## Stated problem
Every record below should be printed exactly as given.

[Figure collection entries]
──────────────────────────────
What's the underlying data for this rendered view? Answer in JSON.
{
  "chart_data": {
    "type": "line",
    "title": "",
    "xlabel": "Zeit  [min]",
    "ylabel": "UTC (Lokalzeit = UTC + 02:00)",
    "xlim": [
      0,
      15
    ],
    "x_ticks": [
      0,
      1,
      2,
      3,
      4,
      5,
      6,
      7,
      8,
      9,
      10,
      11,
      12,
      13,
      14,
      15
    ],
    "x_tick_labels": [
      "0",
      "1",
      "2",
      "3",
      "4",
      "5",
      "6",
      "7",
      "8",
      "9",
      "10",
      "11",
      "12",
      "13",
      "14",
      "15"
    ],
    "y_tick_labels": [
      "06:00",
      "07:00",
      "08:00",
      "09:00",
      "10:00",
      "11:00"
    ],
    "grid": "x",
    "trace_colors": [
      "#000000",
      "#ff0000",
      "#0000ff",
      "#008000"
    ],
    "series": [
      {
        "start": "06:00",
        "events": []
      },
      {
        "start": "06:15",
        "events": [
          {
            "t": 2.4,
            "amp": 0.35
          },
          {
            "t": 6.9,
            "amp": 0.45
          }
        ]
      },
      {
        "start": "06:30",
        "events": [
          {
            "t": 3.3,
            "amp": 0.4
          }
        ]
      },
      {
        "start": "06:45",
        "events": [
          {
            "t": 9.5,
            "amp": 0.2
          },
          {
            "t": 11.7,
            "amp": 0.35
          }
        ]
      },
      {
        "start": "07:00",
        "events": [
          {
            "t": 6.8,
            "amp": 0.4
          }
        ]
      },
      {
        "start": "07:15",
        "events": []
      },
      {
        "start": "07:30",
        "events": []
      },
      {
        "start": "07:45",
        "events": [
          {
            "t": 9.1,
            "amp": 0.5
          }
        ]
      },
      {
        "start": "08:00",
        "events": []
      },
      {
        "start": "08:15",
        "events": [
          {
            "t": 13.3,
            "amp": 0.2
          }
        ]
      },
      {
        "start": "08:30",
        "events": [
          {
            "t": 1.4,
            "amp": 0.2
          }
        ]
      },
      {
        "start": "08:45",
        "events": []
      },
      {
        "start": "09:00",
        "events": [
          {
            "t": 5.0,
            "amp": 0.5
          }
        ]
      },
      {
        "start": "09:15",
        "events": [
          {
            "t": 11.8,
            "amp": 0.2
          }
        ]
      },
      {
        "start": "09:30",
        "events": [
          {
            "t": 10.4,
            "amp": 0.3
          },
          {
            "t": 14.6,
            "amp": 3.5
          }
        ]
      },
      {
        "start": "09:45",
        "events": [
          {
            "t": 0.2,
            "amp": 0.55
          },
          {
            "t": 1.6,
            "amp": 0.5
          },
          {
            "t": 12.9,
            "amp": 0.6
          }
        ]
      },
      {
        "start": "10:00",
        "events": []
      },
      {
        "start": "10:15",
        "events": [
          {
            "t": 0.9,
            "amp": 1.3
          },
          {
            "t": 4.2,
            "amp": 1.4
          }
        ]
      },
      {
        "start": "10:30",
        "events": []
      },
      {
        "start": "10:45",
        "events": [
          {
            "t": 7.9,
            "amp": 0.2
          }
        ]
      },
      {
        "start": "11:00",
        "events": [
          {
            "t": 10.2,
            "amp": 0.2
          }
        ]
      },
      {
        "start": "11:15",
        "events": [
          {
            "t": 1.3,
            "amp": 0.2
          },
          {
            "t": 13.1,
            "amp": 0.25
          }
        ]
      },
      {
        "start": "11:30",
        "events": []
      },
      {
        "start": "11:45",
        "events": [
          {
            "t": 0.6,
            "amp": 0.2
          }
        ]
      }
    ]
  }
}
──────────────────────────────
## Output of the exercise
What's the underlying data for this rendered view? Answer in JSON.
{
  "chart_data": {
    "type": "line",
    "title": "",
    "xlabel": "Zeit  [min]",
    "ylabel": "UTC (Lokalzeit = UTC + 02:00)",
    "xlim": [
      0,
      15
    ],
    "x_ticks": [
      0,
      1,
      2,
      3,
      4,
      5,
      6,
      7,
      8,
      9,
      10,
      11,
      12,
      13,
      14,
      15
    ],
    "x_tick_labels": [
      "0",
      "1",
      "2",
      "3",
      "4",
      "5",
      "6",
      "7",
      "8",
      "9",
      "10",
      "11",
      "12",
      "13",
      "14",
      "15"
    ],
    "y_tick_labels": [
      "06:00",
      "07:00",
      "08:00",
      "09:00",
      "10:00",
      "11:00"
    ],
    "grid": "x",
    "trace_colors": [
      "#000000",
      "#ff0000",
      "#0000ff",
      "#008000"
    ],
    "series": [
      {
        "start": "06:00",
        "events": []
      },
      {
        "start": "06:15",
        "events": [
          {
            "t": 2.4,
            "amp": 0.35
          },
          {
            "t": 6.9,
            "amp": 0.45
          }
        ]
      },
      {
        "start": "06:30",
        "events": [
          {
            "t": 3.3,
            "amp": 0.4
          }
        ]
      },
      {
        "start": "06:45",
        "events": [
          {
            "t": 9.5,
            "amp": 0.2
          },
          {
            "t": 11.7,
            "amp": 0.35
          }
        ]
      },
      {
        "start": "07:00",
        "events": [
          {
            "t": 6.8,
            "amp": 0.4
          }
        ]
      },
      {
        "start": "07:15",
        "events": []
      },
      {
        "start": "07:30",
        "events": []
      },
      {
        "start": "07:45",
        "events": [
          {
            "t": 9.1,
            "amp": 0.5
          }
        ]
      },
      {
        "start": "08:00",
        "events": []
      },
      {
        "start": "08:15",
        "events": [
          {
            "t": 13.3,
            "amp": 0.2
          }
        ]
      },
      {
        "start": "08:30",
        "events": [
          {
            "t": 1.4,
            "amp": 0.2
          }
        ]
      },
      {
        "start": "08:45",
        "events": []
      },
      {
        "start": "09:00",
        "events": [
          {
            "t": 5.0,
            "amp": 0.5
          }
        ]
      },
      {
        "start": "09:15",
        "events": [
          {
            "t": 11.8,
            "amp": 0.2
          }
        ]
      },
      {
        "start": "09:30",
        "events": [
          {
            "t": 10.4,
            "amp": 0.3
          },
          {
            "t": 14.6,
            "amp": 3.5
          }
        ]
      },
      {
        "start": "09:45",
        "events": [
          {
            "t": 0.2,
            "amp": 0.55
          },
          {
            "t": 1.6,
            "amp": 0.5
          },
          {
            "t": 12.9,
            "amp": 0.6
          }
        ]
      },
      {
        "start": "10:00",
        "events": []
      },
      {
        "start": "10:15",
        "events": [
          {
            "t": 0.9,
            "amp": 1.3
          },
          {
            "t": 4.2,
            "amp": 1.4
          }
        ]
      },
      {
        "start": "10:30",
        "events": []
      },
      {
        "start": "10:45",
        "events": [
          {
            "t": 7.9,
            "amp": 0.2
          }
        ]
      },
      {
        "start": "11:00",
        "events": [
          {
            "t": 10.2,
            "amp": 0.2
          }
        ]
      },
      {
        "start": "11:15",
        "events": [
          {
            "t": 1.3,
            "amp": 0.2
          },
          {
            "t": 13.1,
            "amp": 0.25
          }
        ]
      },
      {
        "start": "11:30",
        "events": []
      },
      {
        "start": "11:45",
        "events": [
          {
            "t": 0.6,
            "amp": 0.2
          }
        ]
      }
    ]
  }
}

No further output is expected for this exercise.